### Task prompt
Beginning with the line that contains "Extract the structured", extract each line through the end of the listing below, with no additions or omissions.

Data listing

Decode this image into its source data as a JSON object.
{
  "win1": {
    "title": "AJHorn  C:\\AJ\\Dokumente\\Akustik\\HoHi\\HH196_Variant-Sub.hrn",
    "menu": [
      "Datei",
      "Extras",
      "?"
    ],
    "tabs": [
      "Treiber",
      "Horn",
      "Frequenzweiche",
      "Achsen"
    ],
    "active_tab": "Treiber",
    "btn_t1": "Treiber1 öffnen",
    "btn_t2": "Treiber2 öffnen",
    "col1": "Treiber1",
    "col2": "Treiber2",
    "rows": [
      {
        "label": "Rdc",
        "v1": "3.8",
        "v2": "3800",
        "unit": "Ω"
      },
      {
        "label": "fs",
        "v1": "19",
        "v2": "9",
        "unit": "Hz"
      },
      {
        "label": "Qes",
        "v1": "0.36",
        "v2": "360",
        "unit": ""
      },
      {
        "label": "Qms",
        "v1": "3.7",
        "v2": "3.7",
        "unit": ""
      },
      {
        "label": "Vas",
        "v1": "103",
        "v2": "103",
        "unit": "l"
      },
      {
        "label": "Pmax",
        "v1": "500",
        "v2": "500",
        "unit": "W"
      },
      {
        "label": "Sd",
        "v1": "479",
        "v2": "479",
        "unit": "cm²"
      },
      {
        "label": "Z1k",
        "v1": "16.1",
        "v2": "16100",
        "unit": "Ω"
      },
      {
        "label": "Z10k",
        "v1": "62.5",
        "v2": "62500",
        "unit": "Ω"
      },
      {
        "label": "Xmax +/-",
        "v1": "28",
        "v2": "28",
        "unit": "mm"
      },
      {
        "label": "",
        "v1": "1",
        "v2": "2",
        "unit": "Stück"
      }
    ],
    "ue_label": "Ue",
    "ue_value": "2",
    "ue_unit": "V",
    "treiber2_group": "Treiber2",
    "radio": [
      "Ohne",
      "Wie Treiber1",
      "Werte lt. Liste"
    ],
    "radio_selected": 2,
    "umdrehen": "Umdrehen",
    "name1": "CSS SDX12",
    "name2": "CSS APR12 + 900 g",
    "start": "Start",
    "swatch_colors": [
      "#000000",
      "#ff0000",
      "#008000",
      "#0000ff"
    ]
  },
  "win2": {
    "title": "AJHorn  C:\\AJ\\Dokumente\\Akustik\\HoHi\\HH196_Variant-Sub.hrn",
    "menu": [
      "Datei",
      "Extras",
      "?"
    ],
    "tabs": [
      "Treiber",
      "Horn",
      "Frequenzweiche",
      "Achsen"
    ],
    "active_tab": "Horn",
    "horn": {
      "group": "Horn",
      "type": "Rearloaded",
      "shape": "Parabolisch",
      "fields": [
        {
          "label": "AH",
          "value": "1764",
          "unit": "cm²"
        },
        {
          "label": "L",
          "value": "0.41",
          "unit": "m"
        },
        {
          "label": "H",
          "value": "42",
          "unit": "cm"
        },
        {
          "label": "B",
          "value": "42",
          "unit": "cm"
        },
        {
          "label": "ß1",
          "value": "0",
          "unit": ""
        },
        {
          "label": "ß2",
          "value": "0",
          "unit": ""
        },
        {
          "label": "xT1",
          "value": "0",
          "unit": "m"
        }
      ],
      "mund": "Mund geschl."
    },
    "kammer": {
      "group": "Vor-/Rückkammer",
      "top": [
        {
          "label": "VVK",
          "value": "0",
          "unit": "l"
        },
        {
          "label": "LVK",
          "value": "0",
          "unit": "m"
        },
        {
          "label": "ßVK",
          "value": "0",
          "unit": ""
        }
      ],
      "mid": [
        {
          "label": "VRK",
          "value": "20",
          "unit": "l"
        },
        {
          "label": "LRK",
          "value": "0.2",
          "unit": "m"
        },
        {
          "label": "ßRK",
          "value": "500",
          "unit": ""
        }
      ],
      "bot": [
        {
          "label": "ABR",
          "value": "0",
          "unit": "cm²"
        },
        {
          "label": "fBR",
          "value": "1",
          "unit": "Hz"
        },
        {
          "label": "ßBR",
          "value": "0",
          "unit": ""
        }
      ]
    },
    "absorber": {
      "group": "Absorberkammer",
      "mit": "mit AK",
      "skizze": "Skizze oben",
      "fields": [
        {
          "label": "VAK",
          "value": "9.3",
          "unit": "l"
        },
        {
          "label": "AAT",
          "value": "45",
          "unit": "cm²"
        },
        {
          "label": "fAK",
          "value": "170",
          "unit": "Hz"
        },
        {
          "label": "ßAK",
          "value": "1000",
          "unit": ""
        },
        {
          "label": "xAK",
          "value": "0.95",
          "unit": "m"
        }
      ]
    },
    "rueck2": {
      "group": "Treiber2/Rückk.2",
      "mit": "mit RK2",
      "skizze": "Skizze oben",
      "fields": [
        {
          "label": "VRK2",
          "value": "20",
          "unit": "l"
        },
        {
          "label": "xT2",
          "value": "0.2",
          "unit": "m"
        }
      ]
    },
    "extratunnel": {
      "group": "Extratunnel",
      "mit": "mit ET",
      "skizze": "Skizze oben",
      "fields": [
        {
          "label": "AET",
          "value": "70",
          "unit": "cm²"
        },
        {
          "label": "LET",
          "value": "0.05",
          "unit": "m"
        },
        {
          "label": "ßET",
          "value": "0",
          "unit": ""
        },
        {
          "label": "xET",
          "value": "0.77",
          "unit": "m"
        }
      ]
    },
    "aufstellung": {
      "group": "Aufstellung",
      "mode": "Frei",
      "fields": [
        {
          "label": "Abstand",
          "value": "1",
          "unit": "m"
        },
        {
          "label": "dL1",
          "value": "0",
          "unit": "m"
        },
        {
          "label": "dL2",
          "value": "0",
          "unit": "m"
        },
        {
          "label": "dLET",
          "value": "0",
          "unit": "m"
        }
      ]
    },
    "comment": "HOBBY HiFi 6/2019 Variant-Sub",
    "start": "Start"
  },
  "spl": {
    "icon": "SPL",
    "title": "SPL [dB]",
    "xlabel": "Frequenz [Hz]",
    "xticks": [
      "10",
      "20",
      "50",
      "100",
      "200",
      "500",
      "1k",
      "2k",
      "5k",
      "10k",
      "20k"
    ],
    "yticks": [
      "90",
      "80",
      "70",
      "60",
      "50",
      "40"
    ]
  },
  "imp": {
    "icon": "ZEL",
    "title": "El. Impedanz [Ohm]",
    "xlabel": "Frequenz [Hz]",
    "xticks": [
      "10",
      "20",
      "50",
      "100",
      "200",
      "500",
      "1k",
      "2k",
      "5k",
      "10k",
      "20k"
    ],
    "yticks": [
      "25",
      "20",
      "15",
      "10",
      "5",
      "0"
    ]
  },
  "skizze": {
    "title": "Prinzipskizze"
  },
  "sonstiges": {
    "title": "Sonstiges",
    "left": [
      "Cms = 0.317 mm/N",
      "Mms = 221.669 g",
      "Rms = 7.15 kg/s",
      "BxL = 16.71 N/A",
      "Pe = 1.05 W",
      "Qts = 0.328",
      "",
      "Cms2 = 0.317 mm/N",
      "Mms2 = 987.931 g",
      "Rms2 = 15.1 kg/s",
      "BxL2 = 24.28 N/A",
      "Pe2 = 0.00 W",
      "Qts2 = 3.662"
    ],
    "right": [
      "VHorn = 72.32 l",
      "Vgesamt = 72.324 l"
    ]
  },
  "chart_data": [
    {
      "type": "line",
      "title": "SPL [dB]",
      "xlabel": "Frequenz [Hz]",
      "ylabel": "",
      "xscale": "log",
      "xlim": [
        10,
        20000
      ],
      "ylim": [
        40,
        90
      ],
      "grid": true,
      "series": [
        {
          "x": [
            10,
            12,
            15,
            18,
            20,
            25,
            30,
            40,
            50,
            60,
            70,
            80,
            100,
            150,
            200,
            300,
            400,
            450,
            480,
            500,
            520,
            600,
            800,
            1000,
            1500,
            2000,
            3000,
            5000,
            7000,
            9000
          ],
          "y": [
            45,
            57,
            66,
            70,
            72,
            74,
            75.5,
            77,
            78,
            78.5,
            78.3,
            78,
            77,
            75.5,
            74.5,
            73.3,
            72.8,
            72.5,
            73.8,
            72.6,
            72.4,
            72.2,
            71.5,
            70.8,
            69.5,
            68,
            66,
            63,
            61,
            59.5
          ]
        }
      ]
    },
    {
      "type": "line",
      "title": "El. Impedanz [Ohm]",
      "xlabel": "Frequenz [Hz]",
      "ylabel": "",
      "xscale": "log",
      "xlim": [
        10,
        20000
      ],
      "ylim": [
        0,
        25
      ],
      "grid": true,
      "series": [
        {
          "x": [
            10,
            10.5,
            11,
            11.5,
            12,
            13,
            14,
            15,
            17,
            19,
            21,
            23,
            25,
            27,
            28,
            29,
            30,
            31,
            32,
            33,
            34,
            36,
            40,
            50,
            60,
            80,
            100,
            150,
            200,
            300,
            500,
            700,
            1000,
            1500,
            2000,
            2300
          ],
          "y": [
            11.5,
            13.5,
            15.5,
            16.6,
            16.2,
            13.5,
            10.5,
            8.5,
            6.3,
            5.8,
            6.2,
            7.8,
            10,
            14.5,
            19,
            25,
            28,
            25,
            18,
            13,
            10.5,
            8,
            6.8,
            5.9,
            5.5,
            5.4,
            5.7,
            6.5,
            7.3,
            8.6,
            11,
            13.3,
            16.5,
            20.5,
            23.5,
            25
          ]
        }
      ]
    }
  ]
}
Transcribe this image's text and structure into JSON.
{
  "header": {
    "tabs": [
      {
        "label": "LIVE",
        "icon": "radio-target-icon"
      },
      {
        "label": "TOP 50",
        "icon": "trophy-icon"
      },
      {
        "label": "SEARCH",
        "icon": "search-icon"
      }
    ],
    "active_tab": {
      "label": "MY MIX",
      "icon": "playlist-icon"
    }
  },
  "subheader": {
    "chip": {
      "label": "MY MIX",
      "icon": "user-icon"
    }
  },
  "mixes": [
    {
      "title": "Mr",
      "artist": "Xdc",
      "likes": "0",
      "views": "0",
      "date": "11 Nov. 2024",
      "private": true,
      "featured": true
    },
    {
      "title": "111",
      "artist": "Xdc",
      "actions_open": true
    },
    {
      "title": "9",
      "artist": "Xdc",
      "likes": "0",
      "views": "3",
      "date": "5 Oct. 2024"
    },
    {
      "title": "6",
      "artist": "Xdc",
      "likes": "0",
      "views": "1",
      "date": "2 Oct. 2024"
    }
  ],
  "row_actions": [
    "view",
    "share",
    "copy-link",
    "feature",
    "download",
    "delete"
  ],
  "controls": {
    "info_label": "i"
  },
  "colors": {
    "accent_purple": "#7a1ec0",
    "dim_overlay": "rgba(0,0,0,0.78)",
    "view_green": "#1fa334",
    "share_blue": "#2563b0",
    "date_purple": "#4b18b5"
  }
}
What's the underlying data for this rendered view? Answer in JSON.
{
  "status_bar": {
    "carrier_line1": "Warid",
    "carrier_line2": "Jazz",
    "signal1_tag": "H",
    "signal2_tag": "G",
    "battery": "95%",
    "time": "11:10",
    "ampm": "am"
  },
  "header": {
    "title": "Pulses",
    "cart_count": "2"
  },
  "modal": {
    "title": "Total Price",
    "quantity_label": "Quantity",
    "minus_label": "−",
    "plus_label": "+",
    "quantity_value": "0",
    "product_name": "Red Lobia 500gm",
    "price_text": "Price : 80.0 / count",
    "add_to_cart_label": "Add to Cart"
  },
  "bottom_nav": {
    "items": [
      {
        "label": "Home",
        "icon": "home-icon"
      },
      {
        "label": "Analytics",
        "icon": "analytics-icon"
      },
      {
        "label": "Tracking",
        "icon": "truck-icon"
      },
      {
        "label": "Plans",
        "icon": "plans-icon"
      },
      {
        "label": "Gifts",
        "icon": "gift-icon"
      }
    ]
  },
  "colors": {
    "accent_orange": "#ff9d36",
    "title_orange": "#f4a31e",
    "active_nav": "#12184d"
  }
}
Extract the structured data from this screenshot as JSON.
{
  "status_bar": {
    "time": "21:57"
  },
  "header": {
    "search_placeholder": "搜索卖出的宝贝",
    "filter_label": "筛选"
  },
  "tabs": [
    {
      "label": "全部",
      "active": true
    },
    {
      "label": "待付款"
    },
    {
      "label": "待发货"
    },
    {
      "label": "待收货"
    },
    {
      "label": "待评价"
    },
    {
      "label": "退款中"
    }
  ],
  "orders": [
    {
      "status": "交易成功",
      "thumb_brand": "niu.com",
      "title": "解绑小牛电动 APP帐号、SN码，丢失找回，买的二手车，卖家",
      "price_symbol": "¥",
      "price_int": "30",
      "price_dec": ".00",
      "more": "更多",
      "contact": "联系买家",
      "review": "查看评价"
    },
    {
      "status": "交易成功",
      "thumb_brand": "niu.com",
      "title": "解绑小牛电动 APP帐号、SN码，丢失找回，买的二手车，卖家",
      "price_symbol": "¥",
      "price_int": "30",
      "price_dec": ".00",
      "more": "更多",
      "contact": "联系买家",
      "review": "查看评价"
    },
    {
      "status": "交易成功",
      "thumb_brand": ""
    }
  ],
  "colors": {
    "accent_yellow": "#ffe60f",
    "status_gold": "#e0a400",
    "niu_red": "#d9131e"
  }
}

### Final answer
Extract the structured data from this screenshot as JSON.
{
  "status_bar": {
    "time": "21:57"
  },
  "header": {
    "search_placeholder": "搜索卖出的宝贝",
    "filter_label": "筛选"
  },
  "tabs": [
    {
      "label": "全部",
      "active": true
    },
    {
      "label": "待付款"
    },
    {
      "label": "待发货"
    },
    {
      "label": "待收货"
    },
    {
      "label": "待评价"
    },
    {
      "label": "退款中"
    }
  ],
  "orders": [
    {
      "status": "交易成功",
      "thumb_brand": "niu.com",
      "title": "解绑小牛电动 APP帐号、SN码，丢失找回，买的二手车，卖家",
      "price_symbol": "¥",
      "price_int": "30",
      "price_dec": ".00",
      "more": "更多",
      "contact": "联系买家",
      "review": "查看评价"
    },
    {
      "status": "交易成功",
      "thumb_brand": "niu.com",
      "title": "解绑小牛电动 APP帐号、SN码，丢失找回，买的二手车，卖家",
      "price_symbol": "¥",
      "price_int": "30",
      "price_dec": ".00",
      "more": "更多",
      "contact": "联系买家",
      "review": "查看评价"
    },
    {
      "status": "交易成功",
      "thumb_brand": ""
    }
  ],
  "colors": {
    "accent_yellow": "#ffe60f",
    "status_gold": "#e0a400",
    "niu_red": "#d9131e"
  }
}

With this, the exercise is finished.